**Goal of the exercise:**
Scan each line of the records for the word "icon" and extract the ones that have it.
## begin Material for the task
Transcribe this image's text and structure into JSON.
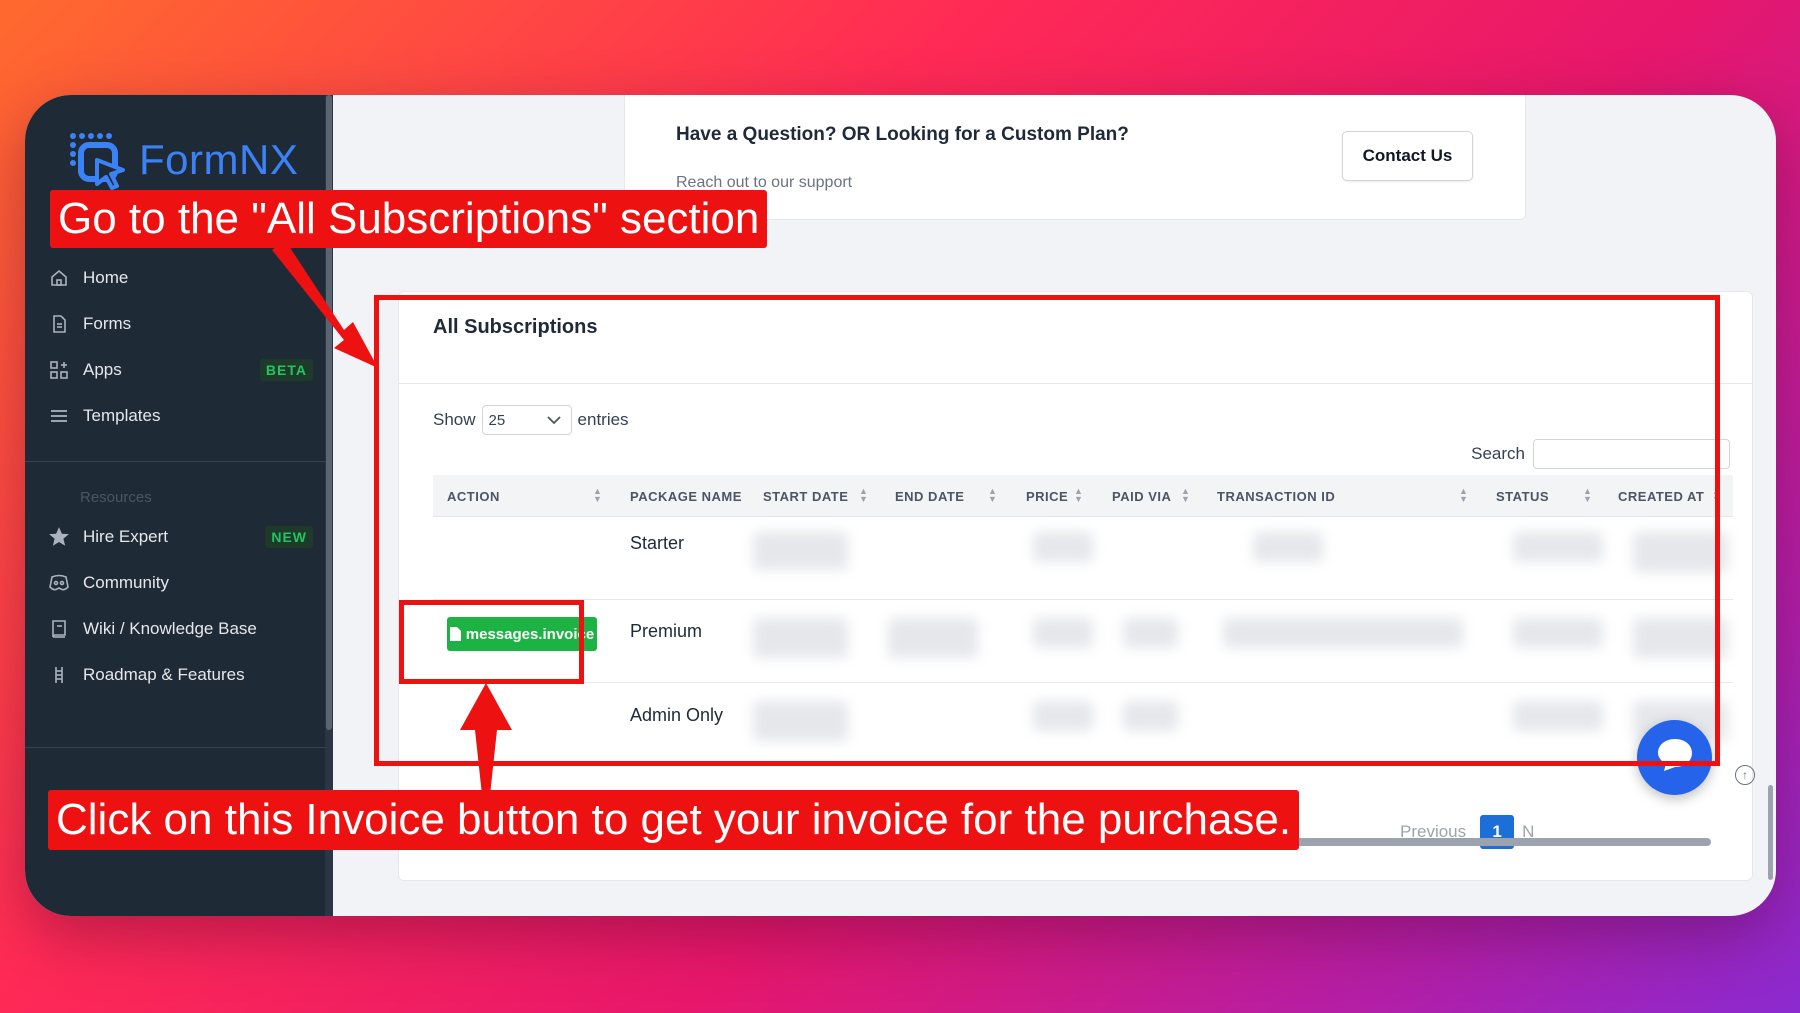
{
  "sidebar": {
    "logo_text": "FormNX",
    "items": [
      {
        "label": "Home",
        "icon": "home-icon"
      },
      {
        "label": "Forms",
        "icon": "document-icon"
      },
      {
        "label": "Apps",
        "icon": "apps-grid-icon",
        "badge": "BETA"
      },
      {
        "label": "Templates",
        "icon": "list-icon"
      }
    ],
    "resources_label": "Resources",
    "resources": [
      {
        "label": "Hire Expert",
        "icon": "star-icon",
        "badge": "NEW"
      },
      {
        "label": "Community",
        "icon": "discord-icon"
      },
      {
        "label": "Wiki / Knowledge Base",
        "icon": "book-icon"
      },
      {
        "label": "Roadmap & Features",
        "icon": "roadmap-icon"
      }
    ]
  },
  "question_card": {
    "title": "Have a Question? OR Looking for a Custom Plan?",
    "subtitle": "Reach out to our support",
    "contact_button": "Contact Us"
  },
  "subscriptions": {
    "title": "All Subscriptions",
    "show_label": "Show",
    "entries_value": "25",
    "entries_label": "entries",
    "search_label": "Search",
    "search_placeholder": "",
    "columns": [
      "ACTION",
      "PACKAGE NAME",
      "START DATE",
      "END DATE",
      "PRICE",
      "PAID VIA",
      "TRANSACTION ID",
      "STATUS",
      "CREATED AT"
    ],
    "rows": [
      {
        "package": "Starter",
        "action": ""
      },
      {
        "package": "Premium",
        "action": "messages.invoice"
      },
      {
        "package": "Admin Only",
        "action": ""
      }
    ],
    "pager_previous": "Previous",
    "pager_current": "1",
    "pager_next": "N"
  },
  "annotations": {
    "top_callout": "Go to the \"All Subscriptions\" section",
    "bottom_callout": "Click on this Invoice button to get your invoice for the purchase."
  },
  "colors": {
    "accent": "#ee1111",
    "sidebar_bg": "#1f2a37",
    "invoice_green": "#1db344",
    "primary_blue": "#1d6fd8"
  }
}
## end Material for the task
**The solution:**
        "icon": "home-icon"
        "icon": "document-icon"
        "icon": "apps-grid-icon",
        "icon": "list-icon"
        "icon": "star-icon",
        "icon": "discord-icon"
        "icon": "book-icon"
        "icon": "roadmap-icon"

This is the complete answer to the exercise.